**Given problem**
Each record that follows should be repeated exactly, minus any images.

**Data lines**

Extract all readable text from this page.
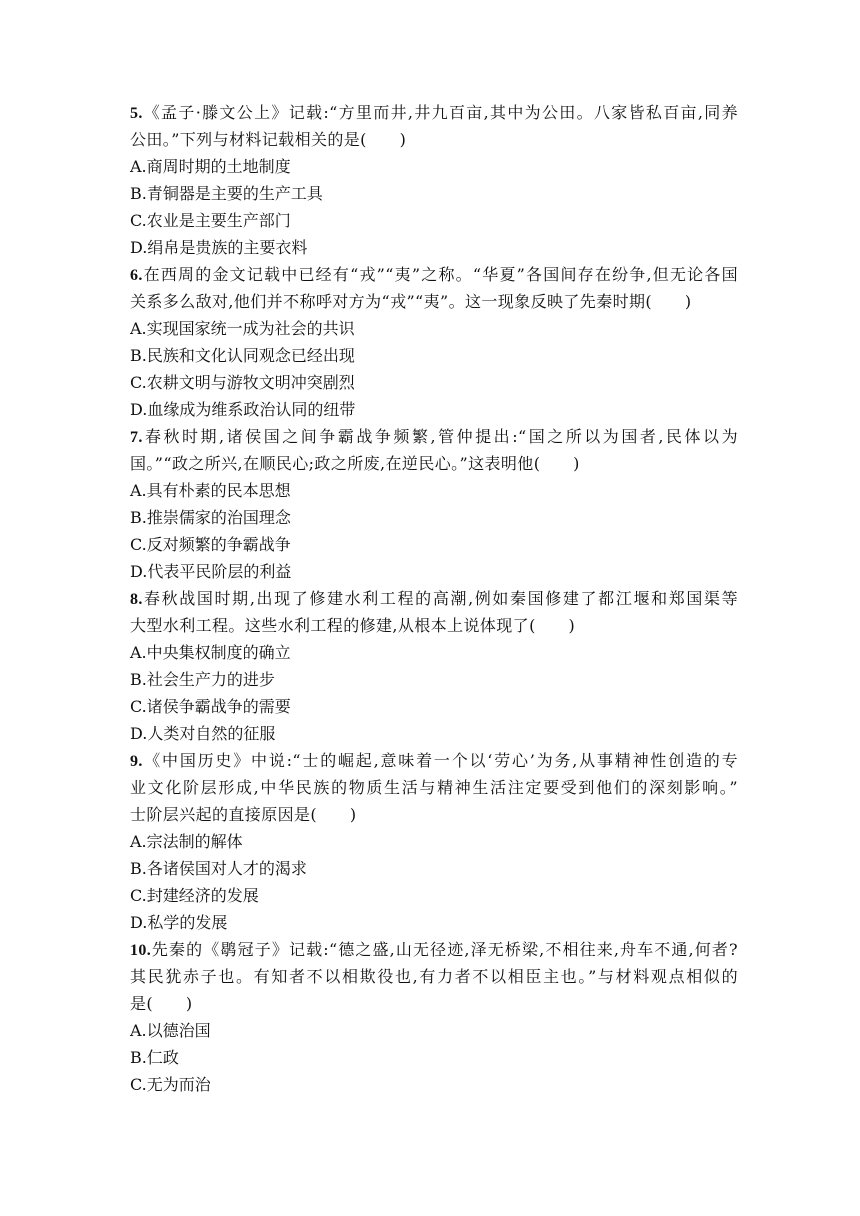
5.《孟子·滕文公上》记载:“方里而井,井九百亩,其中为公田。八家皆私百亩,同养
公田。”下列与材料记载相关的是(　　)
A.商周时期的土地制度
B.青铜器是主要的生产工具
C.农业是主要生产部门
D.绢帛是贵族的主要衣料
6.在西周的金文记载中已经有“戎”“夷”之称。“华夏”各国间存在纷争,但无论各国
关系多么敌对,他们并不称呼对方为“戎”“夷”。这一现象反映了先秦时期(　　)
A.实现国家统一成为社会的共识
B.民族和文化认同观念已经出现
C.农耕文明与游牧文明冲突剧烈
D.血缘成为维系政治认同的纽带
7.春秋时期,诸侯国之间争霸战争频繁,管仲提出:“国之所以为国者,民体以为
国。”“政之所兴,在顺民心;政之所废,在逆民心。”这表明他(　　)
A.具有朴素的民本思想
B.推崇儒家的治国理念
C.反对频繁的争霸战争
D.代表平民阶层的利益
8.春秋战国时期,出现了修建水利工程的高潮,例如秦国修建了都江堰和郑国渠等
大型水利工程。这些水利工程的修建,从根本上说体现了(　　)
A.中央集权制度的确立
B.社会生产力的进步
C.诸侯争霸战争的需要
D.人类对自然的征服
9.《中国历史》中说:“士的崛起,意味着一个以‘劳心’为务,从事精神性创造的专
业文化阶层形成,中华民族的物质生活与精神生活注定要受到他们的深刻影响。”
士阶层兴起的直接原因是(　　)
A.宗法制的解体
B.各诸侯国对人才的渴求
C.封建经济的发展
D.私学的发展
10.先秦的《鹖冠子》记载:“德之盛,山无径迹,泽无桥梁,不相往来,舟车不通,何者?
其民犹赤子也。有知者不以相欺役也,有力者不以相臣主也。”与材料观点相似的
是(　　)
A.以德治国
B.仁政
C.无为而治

**Response**
Extract all readable text from this page.
5.《孟子·滕文公上》记载:“方里而井,井九百亩,其中为公田。八家皆私百亩,同养
公田。”下列与材料记载相关的是(　　)
A.商周时期的土地制度
B.青铜器是主要的生产工具
C.农业是主要生产部门
D.绢帛是贵族的主要衣料
6.在西周的金文记载中已经有“戎”“夷”之称。“华夏”各国间存在纷争,但无论各国
关系多么敌对,他们并不称呼对方为“戎”“夷”。这一现象反映了先秦时期(　　)
A.实现国家统一成为社会的共识
B.民族和文化认同观念已经出现
C.农耕文明与游牧文明冲突剧烈
D.血缘成为维系政治认同的纽带
7.春秋时期,诸侯国之间争霸战争频繁,管仲提出:“国之所以为国者,民体以为
国。”“政之所兴,在顺民心;政之所废,在逆民心。”这表明他(　　)
A.具有朴素的民本思想
B.推崇儒家的治国理念
C.反对频繁的争霸战争
D.代表平民阶层的利益
8.春秋战国时期,出现了修建水利工程的高潮,例如秦国修建了都江堰和郑国渠等
大型水利工程。这些水利工程的修建,从根本上说体现了(　　)
A.中央集权制度的确立
B.社会生产力的进步
C.诸侯争霸战争的需要
D.人类对自然的征服
9.《中国历史》中说:“士的崛起,意味着一个以‘劳心’为务,从事精神性创造的专
业文化阶层形成,中华民族的物质生活与精神生活注定要受到他们的深刻影响。”
士阶层兴起的直接原因是(　　)
A.宗法制的解体
B.各诸侯国对人才的渴求
C.封建经济的发展
D.私学的发展
10.先秦的《鹖冠子》记载:“德之盛,山无径迹,泽无桥梁,不相往来,舟车不通,何者?
其民犹赤子也。有知者不以相欺役也,有力者不以相臣主也。”与材料观点相似的
是(　　)
A.以德治国
B.仁政
C.无为而治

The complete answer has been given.